= The exercise =
In your copy, reproduce the entries exactly as they are, minus the images.

------------------------------------------------------------------------

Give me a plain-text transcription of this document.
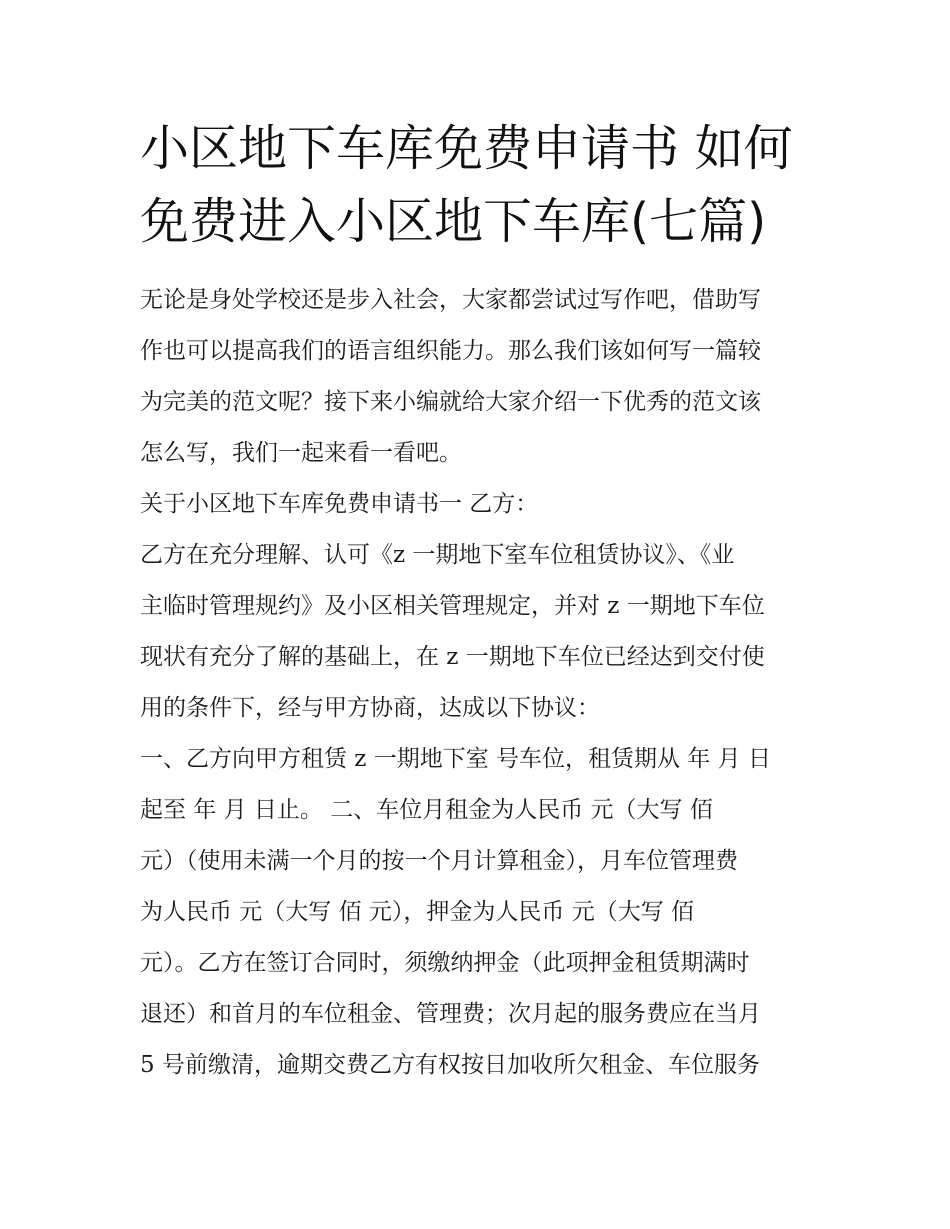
小区地下车库免费申请书 如何
免费进入小区地下车库(七篇)
无论是身处学校还是步入社会，大家都尝试过写作吧，借助写
作也可以提高我们的语言组织能力。那么我们该如何写一篇较
为完美的范文呢？接下来小编就给大家介绍一下优秀的范文该
怎么写，我们一起来看一看吧。
关于小区地下车库免费申请书一 乙方：
乙方在充分理解、认可《z 一期地下室车位租赁协议》、《业
主临时管理规约》及小区相关管理规定，并对 z 一期地下车位
现状有充分了解的基础上，在 z 一期地下车位已经达到交付使
用的条件下，经与甲方协商，达成以下协议：
一、乙方向甲方租赁 z 一期地下室 号车位，租赁期从 年 月 日
起至 年 月 日止。 二、车位月租金为人民币 元（大写 佰
元）（使用未满一个月的按一个月计算租金），月车位管理费
为人民币 元（大写 佰 元），押金为人民币 元（大写 佰
元）。乙方在签订合同时，须缴纳押金（此项押金租赁期满时
退还）和首月的车位租金、管理费；次月起的服务费应在当月
5 号前缴清，逾期交费乙方有权按日加收所欠租金、车位服务
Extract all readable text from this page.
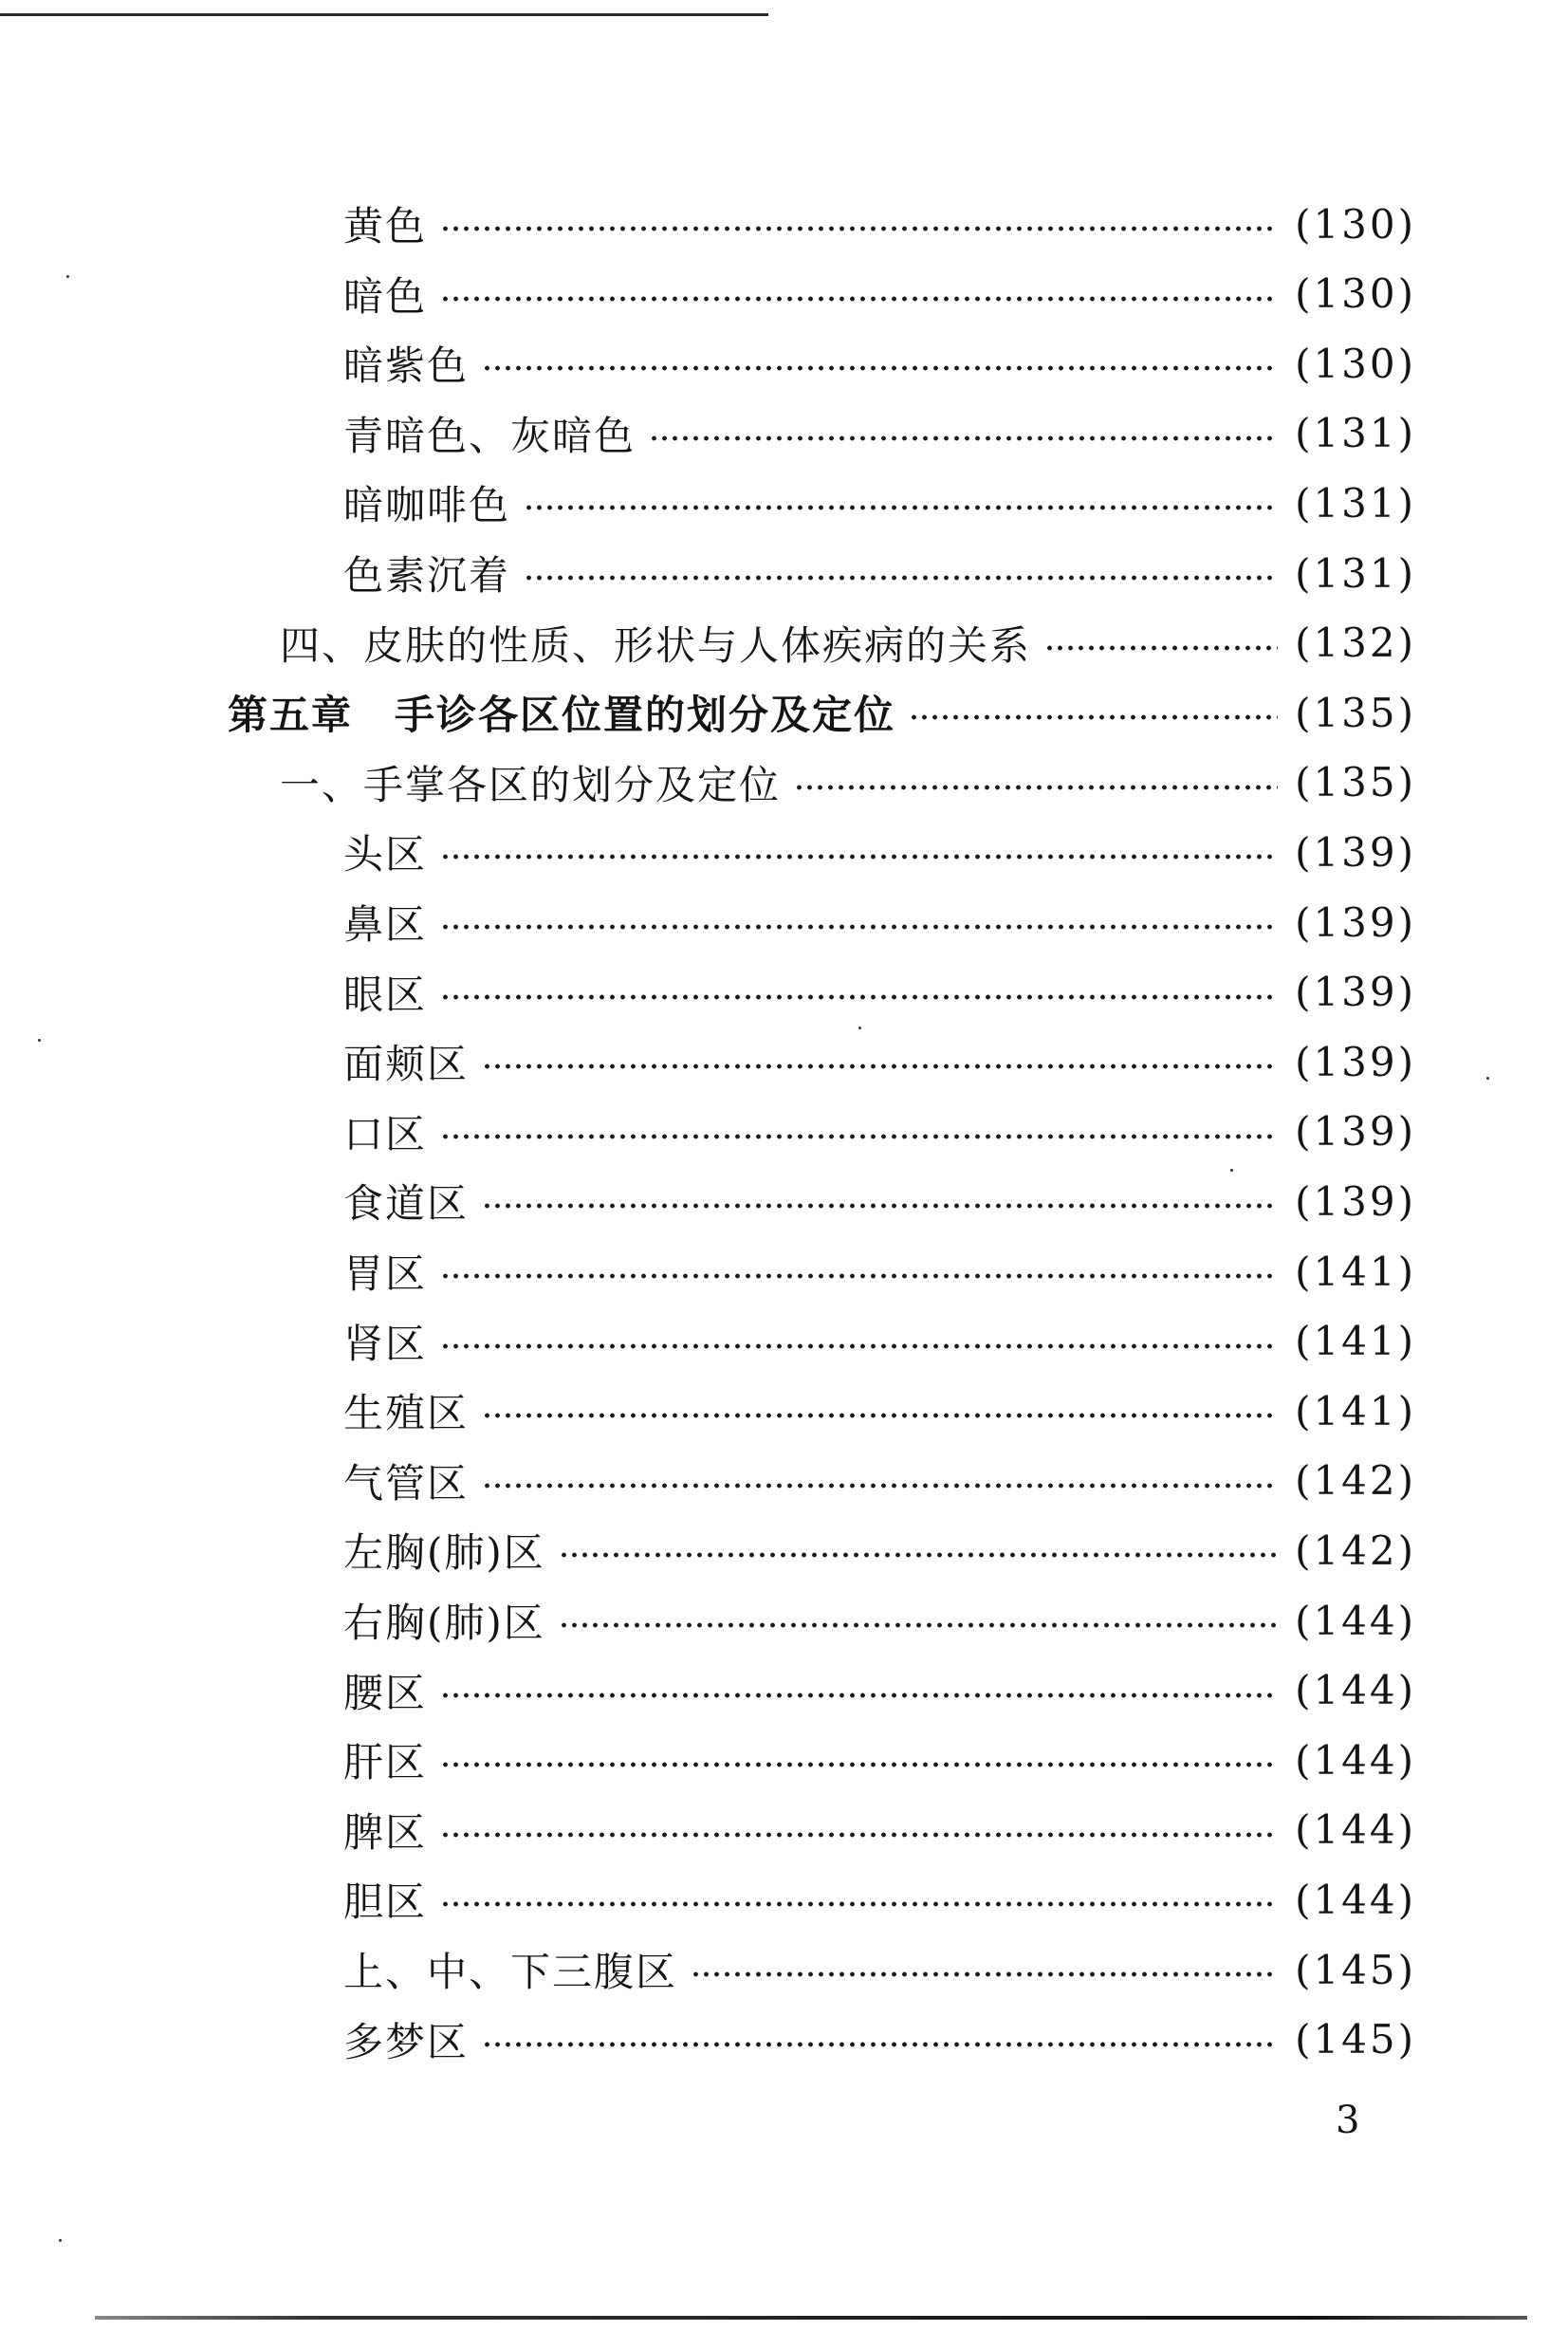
黄色	(130)
暗色	(130)
暗紫色	(130)
青暗色、灰暗色	(131)
暗咖啡色	(131)
色素沉着	(131)
四、皮肤的性质、形状与人体疾病的关系	(132)
第五章　手诊各区位置的划分及定位	(135)
一、手掌各区的划分及定位	(135)
头区	(139)
鼻区	(139)
眼区	(139)
面颊区	(139)
口区	(139)
食道区	(139)
胃区	(141)
肾区	(141)
生殖区	(141)
气管区	(142)
左胸(肺)区	(142)
右胸(肺)区	(144)
腰区	(144)
肝区	(144)
脾区	(144)
胆区	(144)
上、中、下三腹区	(145)
多梦区	(145)
3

------------------------------------------------------------------------

= Result =
Give me a plain-text transcription of this document.
小区地下车库免费申请书 如何
免费进入小区地下车库(七篇)
无论是身处学校还是步入社会，大家都尝试过写作吧，借助写
作也可以提高我们的语言组织能力。那么我们该如何写一篇较
为完美的范文呢？接下来小编就给大家介绍一下优秀的范文该
怎么写，我们一起来看一看吧。
关于小区地下车库免费申请书一 乙方：
乙方在充分理解、认可《z 一期地下室车位租赁协议》、《业
主临时管理规约》及小区相关管理规定，并对 z 一期地下车位
现状有充分了解的基础上，在 z 一期地下车位已经达到交付使
用的条件下，经与甲方协商，达成以下协议：
一、乙方向甲方租赁 z 一期地下室 号车位，租赁期从 年 月 日
起至 年 月 日止。 二、车位月租金为人民币 元（大写 佰
元）（使用未满一个月的按一个月计算租金），月车位管理费
为人民币 元（大写 佰 元），押金为人民币 元（大写 佰
元）。乙方在签订合同时，须缴纳押金（此项押金租赁期满时
退还）和首月的车位租金、管理费；次月起的服务费应在当月
5 号前缴清，逾期交费乙方有权按日加收所欠租金、车位服务
Extract all readable text from this page.
黄色	(130)
暗色	(130)
暗紫色	(130)
青暗色、灰暗色	(131)
暗咖啡色	(131)
色素沉着	(131)
四、皮肤的性质、形状与人体疾病的关系	(132)
第五章　手诊各区位置的划分及定位	(135)
一、手掌各区的划分及定位	(135)
头区	(139)
鼻区	(139)
眼区	(139)
面颊区	(139)
口区	(139)
食道区	(139)
胃区	(141)
肾区	(141)
生殖区	(141)
气管区	(142)
左胸(肺)区	(142)
右胸(肺)区	(144)
腰区	(144)
肝区	(144)
脾区	(144)
胆区	(144)
上、中、下三腹区	(145)
多梦区	(145)
3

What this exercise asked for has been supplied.